## Task directions
Pick out every line that holds the string "this" and copy it.

★ ★ ★ ★ ★ ★ ★

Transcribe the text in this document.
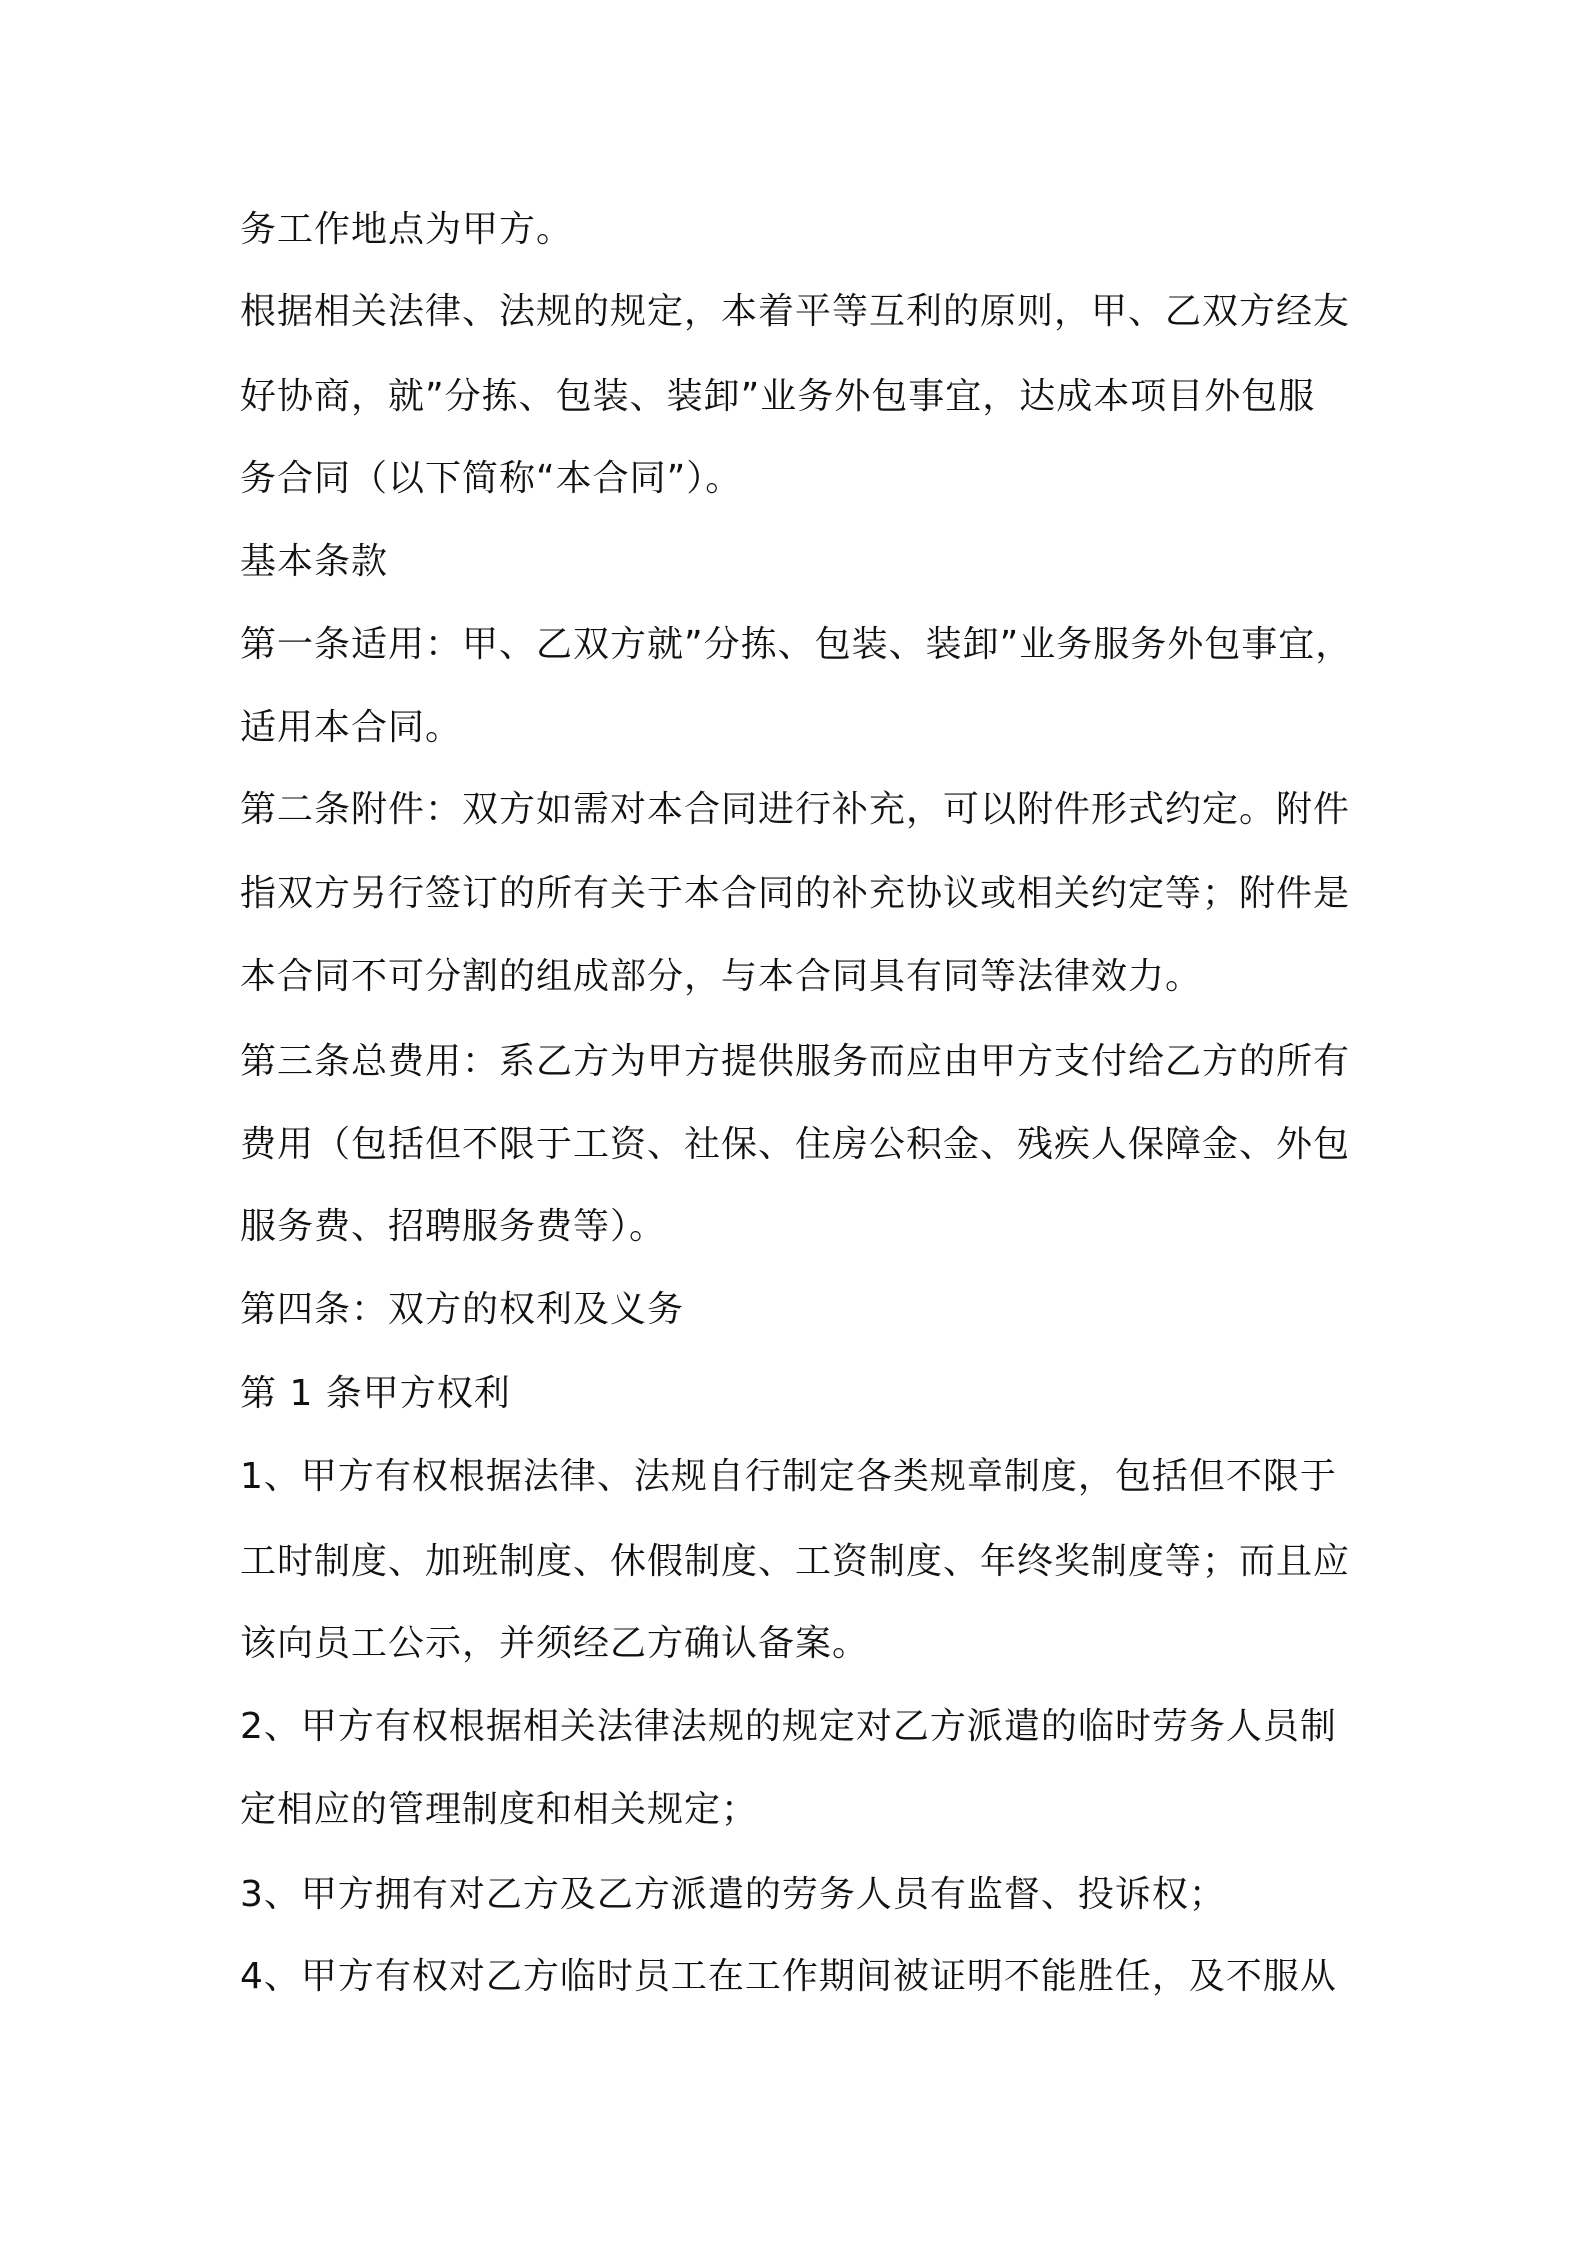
务工作地点为甲方。

根据相关法律、法规的规定，本着平等互利的原则，甲、乙双方经友

好协商，就”分拣、包装、装卸”业务外包事宜，达成本项目外包服

务合同（以下简称“本合同”）。

基本条款

第一条适用：甲、乙双方就”分拣、包装、装卸”业务服务外包事宜，

适用本合同。

第二条附件：双方如需对本合同进行补充，可以附件形式约定。附件

指双方另行签订的所有关于本合同的补充协议或相关约定等；附件是

本合同不可分割的组成部分，与本合同具有同等法律效力。

第三条总费用：系乙方为甲方提供服务而应由甲方支付给乙方的所有

费用（包括但不限于工资、社保、住房公积金、残疾人保障金、外包

服务费、招聘服务费等）。

第四条：双方的权利及义务

第 1 条甲方权利

1、甲方有权根据法律、法规自行制定各类规章制度，包括但不限于

工时制度、加班制度、休假制度、工资制度、年终奖制度等；而且应

该向员工公示，并须经乙方确认备案。

2、甲方有权根据相关法律法规的规定对乙方派遣的临时劳务人员制

定相应的管理制度和相关规定；

3、甲方拥有对乙方及乙方派遣的劳务人员有监督、投诉权；

4、甲方有权对乙方临时员工在工作期间被证明不能胜任，及不服从
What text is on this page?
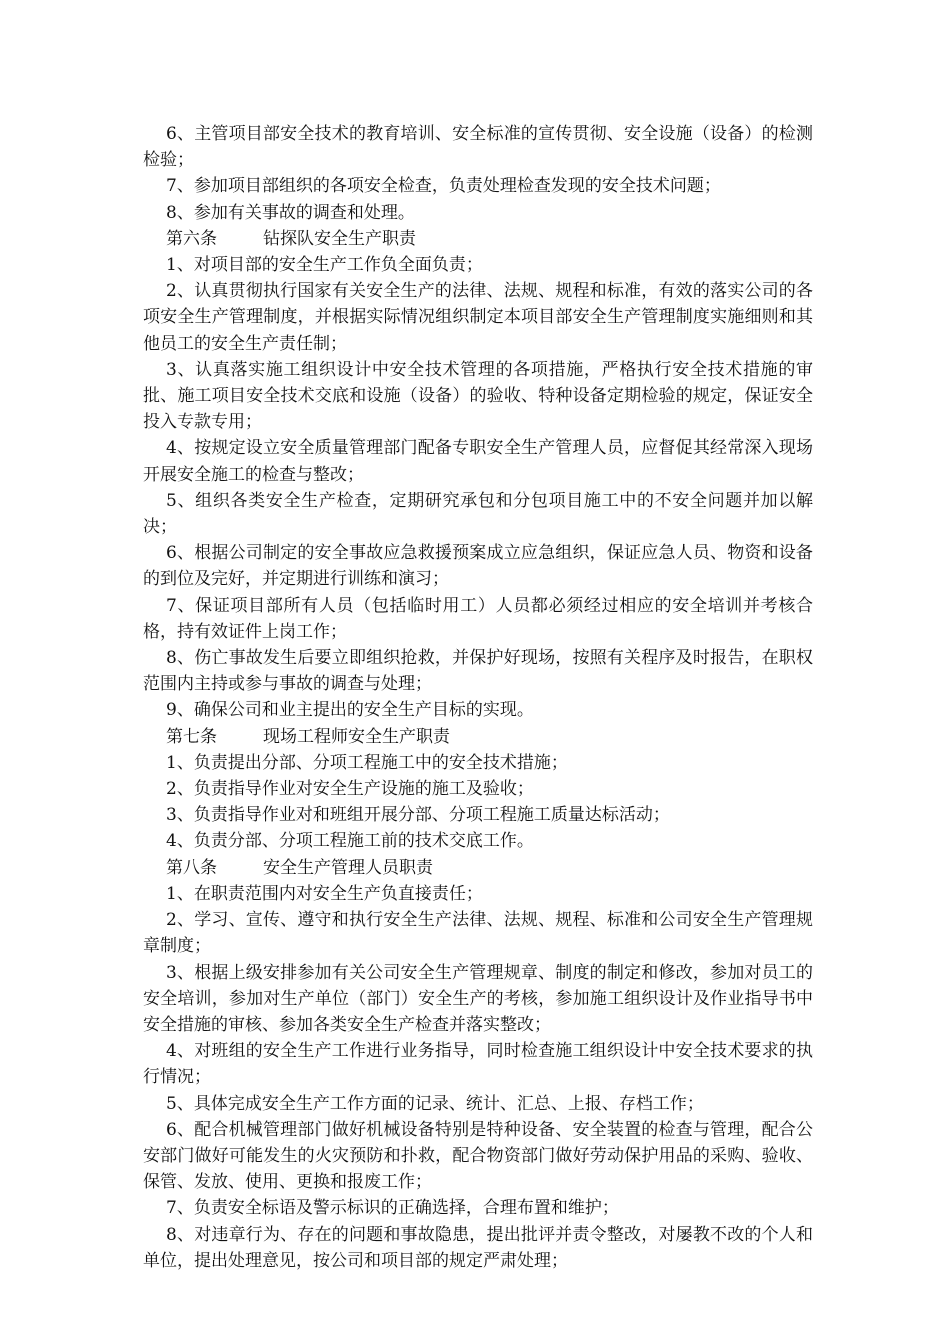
6、主管项目部安全技术的教育培训、安全标准的宣传贯彻、安全设施（设备）的检测检验；

7、参加项目部组织的各项安全检查，负责处理检查发现的安全技术问题；

8、参加有关事故的调查和处理。

第六条	钻探队安全生产职责

1、对项目部的安全生产工作负全面负责；

2、认真贯彻执行国家有关安全生产的法律、法规、规程和标准，有效的落实公司的各项安全生产管理制度，并根据实际情况组织制定本项目部安全生产管理制度实施细则和其他员工的安全生产责任制；

3、认真落实施工组织设计中安全技术管理的各项措施，严格执行安全技术措施的审批、施工项目安全技术交底和设施（设备）的验收、特种设备定期检验的规定，保证安全投入专款专用；

4、按规定设立安全质量管理部门配备专职安全生产管理人员，应督促其经常深入现场开展安全施工的检查与整改；

5、组织各类安全生产检查，定期研究承包和分包项目施工中的不安全问题并加以解决；

6、根据公司制定的安全事故应急救援预案成立应急组织，保证应急人员、物资和设备的到位及完好，并定期进行训练和演习；

7、保证项目部所有人员（包括临时用工）人员都必须经过相应的安全培训并考核合格，持有效证件上岗工作；

8、伤亡事故发生后要立即组织抢救，并保护好现场，按照有关程序及时报告，在职权范围内主持或参与事故的调查与处理；

9、确保公司和业主提出的安全生产目标的实现。

第七条	现场工程师安全生产职责

1、负责提出分部、分项工程施工中的安全技术措施；

2、负责指导作业对安全生产设施的施工及验收；

3、负责指导作业对和班组开展分部、分项工程施工质量达标活动；

4、负责分部、分项工程施工前的技术交底工作。

第八条	安全生产管理人员职责

1、在职责范围内对安全生产负直接责任；

2、学习、宣传、遵守和执行安全生产法律、法规、规程、标准和公司安全生产管理规章制度；

3、根据上级安排参加有关公司安全生产管理规章、制度的制定和修改，参加对员工的安全培训，参加对生产单位（部门）安全生产的考核，参加施工组织设计及作业指导书中安全措施的审核、参加各类安全生产检查并落实整改；

4、对班组的安全生产工作进行业务指导，同时检查施工组织设计中安全技术要求的执行情况；

5、具体完成安全生产工作方面的记录、统计、汇总、上报、存档工作；

6、配合机械管理部门做好机械设备特别是特种设备、安全装置的检查与管理，配合公安部门做好可能发生的火灾预防和扑救，配合物资部门做好劳动保护用品的采购、验收、保管、发放、使用、更换和报废工作；

7、负责安全标语及警示标识的正确选择，合理布置和维护；

8、对违章行为、存在的问题和事故隐患，提出批评并责令整改，对屡教不改的个人和单位，提出处理意见，按公司和项目部的规定严肃处理；
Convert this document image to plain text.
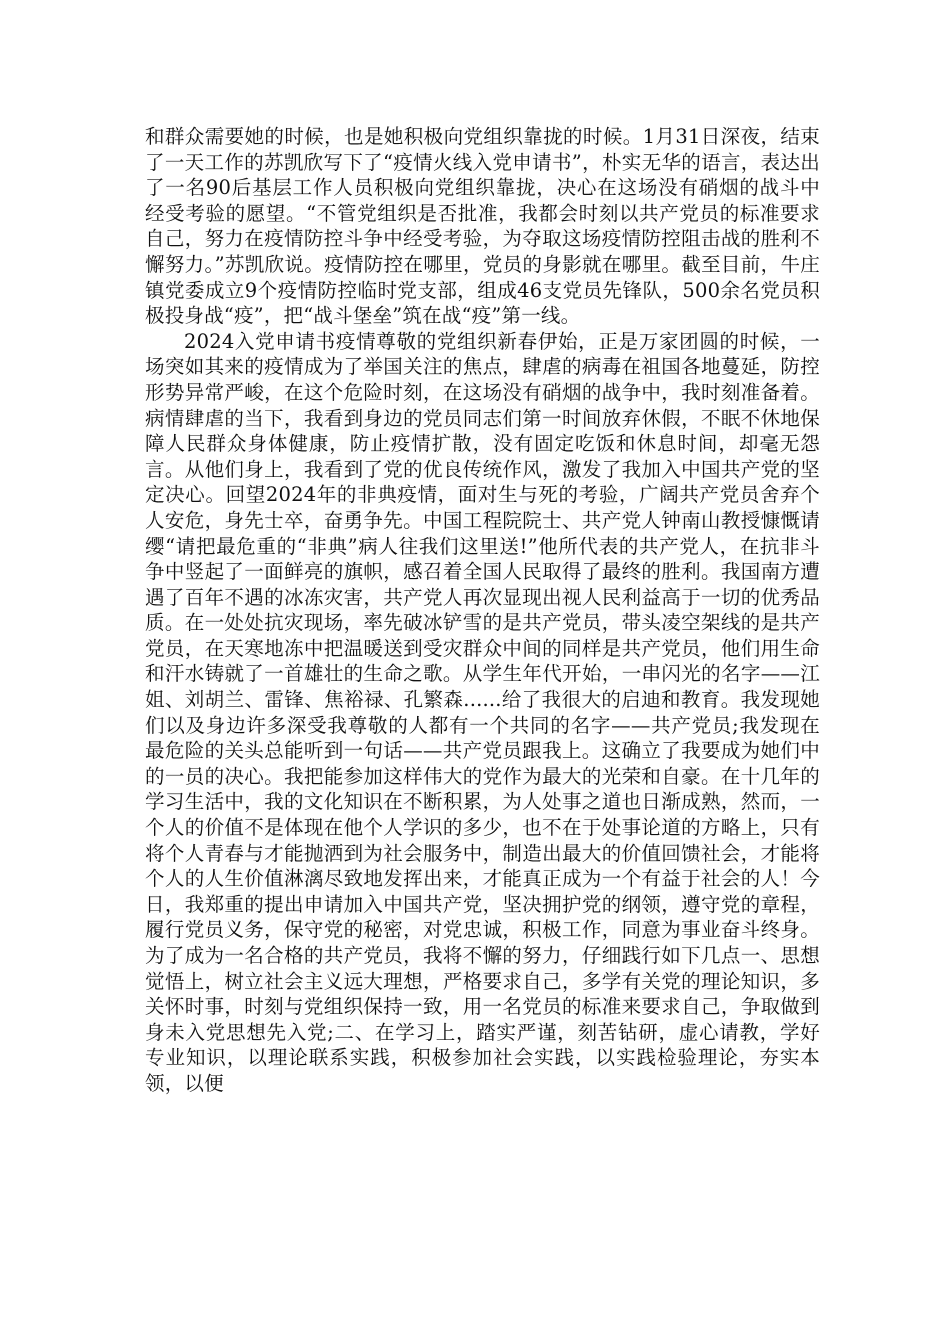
和群众需要她的时候，也是她积极向党组织靠拢的时候。1月31日深夜，结束了一天工作的苏凯欣写下了“疫情火线入党申请书”，朴实无华的语言，表达出了一名90后基层工作人员积极向党组织靠拢，决心在这场没有硝烟的战斗中经受考验的愿望。“不管党组织是否批准，我都会时刻以共产党员的标准要求自己，努力在疫情防控斗争中经受考验，为夺取这场疫情防控阻击战的胜利不懈努力。”苏凯欣说。疫情防控在哪里，党员的身影就在哪里。截至目前，牛庄镇党委成立9个疫情防控临时党支部，组成46支党员先锋队，500余名党员积极投身战“疫”，把“战斗堡垒”筑在战“疫”第一线。

2024入党申请书疫情尊敬的党组织新春伊始，正是万家团圆的时候，一场突如其来的疫情成为了举国关注的焦点，肆虐的病毒在祖国各地蔓延，防控形势异常严峻，在这个危险时刻，在这场没有硝烟的战争中，我时刻准备着。病情肆虐的当下，我看到身边的党员同志们第一时间放弃休假，不眠不休地保障人民群众身体健康，防止疫情扩散，没有固定吃饭和休息时间，却毫无怨言。从他们身上，我看到了党的优良传统作风，激发了我加入中国共产党的坚定决心。回望2024年的非典疫情，面对生与死的考验，广阔共产党员舍弃个人安危，身先士卒，奋勇争先。中国工程院院士、共产党人钟南山教授慷慨请缨“请把最危重的“非典”病人往我们这里送!”他所代表的共产党人，在抗非斗争中竖起了一面鲜亮的旗帜，感召着全国人民取得了最终的胜利。我国南方遭遇了百年不遇的冰冻灾害，共产党人再次显现出视人民利益高于一切的优秀品质。在一处处抗灾现场，率先破冰铲雪的是共产党员，带头凌空架线的是共产党员，在天寒地冻中把温暖送到受灾群众中间的同样是共产党员，他们用生命和汗水铸就了一首雄壮的生命之歌。从学生年代开始，一串闪光的名字——江姐、刘胡兰、雷锋、焦裕禄、孔繁森......给了我很大的启迪和教育。我发现她们以及身边许多深受我尊敬的人都有一个共同的名字——共产党员;我发现在最危险的关头总能听到一句话——共产党员跟我上。这确立了我要成为她们中的一员的决心。我把能参加这样伟大的党作为最大的光荣和自豪。在十几年的学习生活中，我的文化知识在不断积累，为人处事之道也日渐成熟，然而，一个人的价值不是体现在他个人学识的多少，也不在于处事论道的方略上，只有将个人青春与才能抛洒到为社会服务中，制造出最大的价值回馈社会，才能将个人的人生价值淋漓尽致地发挥出来，才能真正成为一个有益于社会的人！今日，我郑重的提出申请加入中国共产党，坚决拥护党的纲领，遵守党的章程，履行党员义务，保守党的秘密，对党忠诚，积极工作，同意为事业奋斗终身。为了成为一名合格的共产党员，我将不懈的努力，仔细践行如下几点一、思想觉悟上，树立社会主义远大理想，严格要求自己，多学有关党的理论知识，多关怀时事，时刻与党组织保持一致，用一名党员的标准来要求自己，争取做到身未入党思想先入党;二、在学习上，踏实严谨，刻苦钻研，虚心请教，学好专业知识，以理论联系实践，积极参加社会实践，以实践检验理论，夯实本领，以便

★ ★ ★ ★ ★ ★ ★

## Worked answer
Transcribe the text in this document.
What text is on this page?
Convert this document image to plain text.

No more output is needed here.